**Written problem**
Go through the listing and return every line with "JSON" in it.

□ □ □ □ □ □ □

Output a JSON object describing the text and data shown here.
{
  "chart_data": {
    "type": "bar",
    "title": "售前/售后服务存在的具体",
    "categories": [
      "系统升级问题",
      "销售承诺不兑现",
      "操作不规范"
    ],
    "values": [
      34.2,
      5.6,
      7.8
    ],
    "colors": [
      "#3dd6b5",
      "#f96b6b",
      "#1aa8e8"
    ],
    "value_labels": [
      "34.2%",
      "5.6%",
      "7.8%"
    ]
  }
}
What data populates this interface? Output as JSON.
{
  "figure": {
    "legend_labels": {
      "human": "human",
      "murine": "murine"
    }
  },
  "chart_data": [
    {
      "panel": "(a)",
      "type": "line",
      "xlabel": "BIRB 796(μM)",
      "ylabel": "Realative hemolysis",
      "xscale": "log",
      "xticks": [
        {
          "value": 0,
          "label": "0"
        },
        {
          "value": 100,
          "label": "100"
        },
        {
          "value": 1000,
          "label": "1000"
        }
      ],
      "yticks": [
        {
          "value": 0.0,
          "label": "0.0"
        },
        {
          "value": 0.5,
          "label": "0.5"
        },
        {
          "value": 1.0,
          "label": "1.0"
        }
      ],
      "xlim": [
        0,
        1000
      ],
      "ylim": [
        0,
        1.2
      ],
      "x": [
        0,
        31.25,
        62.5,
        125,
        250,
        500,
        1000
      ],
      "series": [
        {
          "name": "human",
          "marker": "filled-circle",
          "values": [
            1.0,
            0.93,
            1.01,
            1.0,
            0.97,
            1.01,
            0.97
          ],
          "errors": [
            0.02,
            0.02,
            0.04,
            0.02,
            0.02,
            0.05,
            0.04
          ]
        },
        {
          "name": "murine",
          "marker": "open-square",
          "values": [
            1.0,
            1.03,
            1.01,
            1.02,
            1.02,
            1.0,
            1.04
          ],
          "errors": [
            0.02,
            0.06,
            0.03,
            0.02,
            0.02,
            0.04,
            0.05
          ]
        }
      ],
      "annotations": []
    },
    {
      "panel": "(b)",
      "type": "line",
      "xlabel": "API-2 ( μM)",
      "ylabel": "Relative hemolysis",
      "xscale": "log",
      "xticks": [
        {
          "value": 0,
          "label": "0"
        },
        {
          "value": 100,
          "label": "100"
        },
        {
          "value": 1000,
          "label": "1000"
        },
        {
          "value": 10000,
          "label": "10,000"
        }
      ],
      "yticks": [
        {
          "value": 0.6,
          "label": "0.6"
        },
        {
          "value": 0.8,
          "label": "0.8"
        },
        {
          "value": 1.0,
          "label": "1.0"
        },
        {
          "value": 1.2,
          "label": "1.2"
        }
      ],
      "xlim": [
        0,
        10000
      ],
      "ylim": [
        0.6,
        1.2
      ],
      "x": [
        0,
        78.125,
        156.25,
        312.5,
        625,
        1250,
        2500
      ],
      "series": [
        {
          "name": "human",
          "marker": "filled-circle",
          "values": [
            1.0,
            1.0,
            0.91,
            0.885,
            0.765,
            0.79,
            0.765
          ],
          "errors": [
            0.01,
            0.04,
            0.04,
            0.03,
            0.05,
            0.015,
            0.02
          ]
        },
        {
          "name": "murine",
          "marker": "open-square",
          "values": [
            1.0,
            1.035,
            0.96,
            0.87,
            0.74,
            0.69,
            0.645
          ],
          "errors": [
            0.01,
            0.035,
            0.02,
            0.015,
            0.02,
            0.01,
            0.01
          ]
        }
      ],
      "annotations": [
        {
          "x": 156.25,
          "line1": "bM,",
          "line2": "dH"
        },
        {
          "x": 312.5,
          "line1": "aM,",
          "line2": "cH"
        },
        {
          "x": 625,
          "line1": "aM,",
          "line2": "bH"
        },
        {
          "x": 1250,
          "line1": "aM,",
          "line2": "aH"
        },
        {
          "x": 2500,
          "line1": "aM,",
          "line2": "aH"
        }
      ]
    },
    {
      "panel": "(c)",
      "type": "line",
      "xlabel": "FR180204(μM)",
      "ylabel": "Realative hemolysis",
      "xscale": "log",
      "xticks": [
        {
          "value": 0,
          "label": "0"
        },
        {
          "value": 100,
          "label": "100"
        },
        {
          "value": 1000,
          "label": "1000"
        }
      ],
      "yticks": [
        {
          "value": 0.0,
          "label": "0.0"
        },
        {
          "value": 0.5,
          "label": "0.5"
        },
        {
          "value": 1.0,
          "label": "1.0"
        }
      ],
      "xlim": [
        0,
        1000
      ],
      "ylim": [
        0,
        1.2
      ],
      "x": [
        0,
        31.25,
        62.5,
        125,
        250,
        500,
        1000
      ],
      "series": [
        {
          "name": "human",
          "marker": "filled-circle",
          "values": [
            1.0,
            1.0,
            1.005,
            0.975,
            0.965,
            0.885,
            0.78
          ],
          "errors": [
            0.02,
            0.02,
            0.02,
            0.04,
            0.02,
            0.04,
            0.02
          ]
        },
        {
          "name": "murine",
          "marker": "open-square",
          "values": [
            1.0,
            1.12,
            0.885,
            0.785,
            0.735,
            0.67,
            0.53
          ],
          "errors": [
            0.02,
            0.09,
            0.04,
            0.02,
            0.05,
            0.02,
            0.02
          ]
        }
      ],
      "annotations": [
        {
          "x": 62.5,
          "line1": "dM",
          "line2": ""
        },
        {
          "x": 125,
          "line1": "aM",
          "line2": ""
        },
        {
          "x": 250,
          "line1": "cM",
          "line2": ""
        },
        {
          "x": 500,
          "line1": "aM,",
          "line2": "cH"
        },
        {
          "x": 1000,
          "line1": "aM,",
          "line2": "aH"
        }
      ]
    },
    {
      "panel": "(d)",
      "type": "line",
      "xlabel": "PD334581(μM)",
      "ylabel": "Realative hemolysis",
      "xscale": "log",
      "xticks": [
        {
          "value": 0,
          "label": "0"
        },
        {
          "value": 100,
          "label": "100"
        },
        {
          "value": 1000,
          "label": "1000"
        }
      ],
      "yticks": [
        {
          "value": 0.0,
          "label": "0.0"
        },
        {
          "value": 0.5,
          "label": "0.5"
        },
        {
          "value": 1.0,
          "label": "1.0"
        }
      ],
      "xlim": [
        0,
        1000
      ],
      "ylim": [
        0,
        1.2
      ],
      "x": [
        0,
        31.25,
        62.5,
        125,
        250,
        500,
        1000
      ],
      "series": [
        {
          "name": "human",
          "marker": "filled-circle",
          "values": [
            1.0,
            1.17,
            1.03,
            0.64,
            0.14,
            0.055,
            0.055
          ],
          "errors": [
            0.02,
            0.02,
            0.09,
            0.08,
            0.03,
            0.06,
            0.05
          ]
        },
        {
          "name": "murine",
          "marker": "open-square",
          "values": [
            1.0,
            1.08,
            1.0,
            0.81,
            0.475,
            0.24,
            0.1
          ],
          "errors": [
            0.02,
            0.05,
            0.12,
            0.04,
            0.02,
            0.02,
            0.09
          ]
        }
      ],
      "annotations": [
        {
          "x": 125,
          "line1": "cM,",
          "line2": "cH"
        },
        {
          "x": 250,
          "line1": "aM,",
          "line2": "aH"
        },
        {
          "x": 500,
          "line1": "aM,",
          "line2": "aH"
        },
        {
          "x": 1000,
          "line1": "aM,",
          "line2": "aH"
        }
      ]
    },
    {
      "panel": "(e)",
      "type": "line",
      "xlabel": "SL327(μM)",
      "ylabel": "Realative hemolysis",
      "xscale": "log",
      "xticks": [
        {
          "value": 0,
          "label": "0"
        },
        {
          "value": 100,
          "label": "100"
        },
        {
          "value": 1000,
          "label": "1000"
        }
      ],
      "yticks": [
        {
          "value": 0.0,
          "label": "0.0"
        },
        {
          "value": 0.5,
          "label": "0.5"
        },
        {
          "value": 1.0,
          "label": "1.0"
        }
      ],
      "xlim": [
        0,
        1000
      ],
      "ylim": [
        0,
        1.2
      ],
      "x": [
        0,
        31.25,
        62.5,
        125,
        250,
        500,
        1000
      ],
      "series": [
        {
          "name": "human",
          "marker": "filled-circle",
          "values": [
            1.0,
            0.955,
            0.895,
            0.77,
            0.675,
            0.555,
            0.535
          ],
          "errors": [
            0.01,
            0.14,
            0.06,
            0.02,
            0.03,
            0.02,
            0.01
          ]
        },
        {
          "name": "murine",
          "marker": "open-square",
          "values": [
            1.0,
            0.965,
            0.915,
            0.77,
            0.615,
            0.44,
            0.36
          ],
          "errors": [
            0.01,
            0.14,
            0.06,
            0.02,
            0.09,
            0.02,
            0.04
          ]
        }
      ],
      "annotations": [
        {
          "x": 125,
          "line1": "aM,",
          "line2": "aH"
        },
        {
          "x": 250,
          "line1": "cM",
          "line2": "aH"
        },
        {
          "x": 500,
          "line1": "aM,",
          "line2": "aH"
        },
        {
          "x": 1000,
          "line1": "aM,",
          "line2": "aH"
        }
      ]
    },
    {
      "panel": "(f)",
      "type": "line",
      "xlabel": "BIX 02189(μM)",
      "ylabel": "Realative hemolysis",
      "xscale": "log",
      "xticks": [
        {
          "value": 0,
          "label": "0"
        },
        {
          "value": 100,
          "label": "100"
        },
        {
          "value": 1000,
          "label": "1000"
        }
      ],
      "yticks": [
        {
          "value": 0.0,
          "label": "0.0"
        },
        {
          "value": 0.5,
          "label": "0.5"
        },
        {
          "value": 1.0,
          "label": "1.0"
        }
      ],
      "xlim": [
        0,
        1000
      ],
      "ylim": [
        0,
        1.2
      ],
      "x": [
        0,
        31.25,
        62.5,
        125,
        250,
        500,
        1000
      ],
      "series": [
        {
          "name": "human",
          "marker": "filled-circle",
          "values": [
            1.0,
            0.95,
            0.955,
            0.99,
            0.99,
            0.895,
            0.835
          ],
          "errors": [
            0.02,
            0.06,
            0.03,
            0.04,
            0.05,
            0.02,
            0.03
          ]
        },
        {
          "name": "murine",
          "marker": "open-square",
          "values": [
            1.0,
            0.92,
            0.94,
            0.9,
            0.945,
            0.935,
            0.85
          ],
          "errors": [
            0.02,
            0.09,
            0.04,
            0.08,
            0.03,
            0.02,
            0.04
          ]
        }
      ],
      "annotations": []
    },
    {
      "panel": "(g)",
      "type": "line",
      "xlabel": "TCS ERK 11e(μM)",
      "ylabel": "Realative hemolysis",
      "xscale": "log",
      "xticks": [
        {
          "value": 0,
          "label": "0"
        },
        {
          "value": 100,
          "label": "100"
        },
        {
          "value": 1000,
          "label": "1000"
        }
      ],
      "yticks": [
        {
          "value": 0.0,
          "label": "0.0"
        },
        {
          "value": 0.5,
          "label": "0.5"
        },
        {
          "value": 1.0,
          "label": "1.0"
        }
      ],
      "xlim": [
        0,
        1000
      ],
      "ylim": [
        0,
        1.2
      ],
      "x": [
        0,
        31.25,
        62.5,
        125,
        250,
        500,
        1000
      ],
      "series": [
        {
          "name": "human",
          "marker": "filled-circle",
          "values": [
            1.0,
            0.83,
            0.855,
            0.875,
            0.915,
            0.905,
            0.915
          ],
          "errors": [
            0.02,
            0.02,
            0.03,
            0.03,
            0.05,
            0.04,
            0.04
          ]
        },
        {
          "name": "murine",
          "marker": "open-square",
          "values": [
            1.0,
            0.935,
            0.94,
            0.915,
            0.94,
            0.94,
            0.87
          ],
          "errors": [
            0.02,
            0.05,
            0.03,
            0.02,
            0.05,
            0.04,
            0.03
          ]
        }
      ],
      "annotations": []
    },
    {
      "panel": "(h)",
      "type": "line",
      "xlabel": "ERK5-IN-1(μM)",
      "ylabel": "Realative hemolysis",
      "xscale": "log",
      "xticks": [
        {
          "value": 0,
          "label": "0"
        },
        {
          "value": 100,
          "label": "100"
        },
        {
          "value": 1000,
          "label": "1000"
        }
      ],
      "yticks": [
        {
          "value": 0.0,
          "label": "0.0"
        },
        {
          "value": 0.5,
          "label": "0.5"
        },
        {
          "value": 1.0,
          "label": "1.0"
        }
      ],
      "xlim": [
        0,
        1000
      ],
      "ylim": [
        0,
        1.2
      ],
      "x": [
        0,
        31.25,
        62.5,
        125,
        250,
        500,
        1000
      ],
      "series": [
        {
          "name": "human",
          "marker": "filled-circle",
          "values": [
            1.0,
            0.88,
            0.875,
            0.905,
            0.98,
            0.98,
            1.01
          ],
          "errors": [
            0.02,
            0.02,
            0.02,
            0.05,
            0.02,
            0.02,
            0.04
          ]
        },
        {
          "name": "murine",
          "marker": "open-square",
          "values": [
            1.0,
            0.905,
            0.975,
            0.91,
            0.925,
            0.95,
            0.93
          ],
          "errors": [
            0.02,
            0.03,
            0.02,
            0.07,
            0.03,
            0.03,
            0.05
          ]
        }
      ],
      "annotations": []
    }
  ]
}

□ □ □ □ □ □ □

**Solution to the problem**
Output a JSON object describing the text and data shown here.
What data populates this interface? Output as JSON.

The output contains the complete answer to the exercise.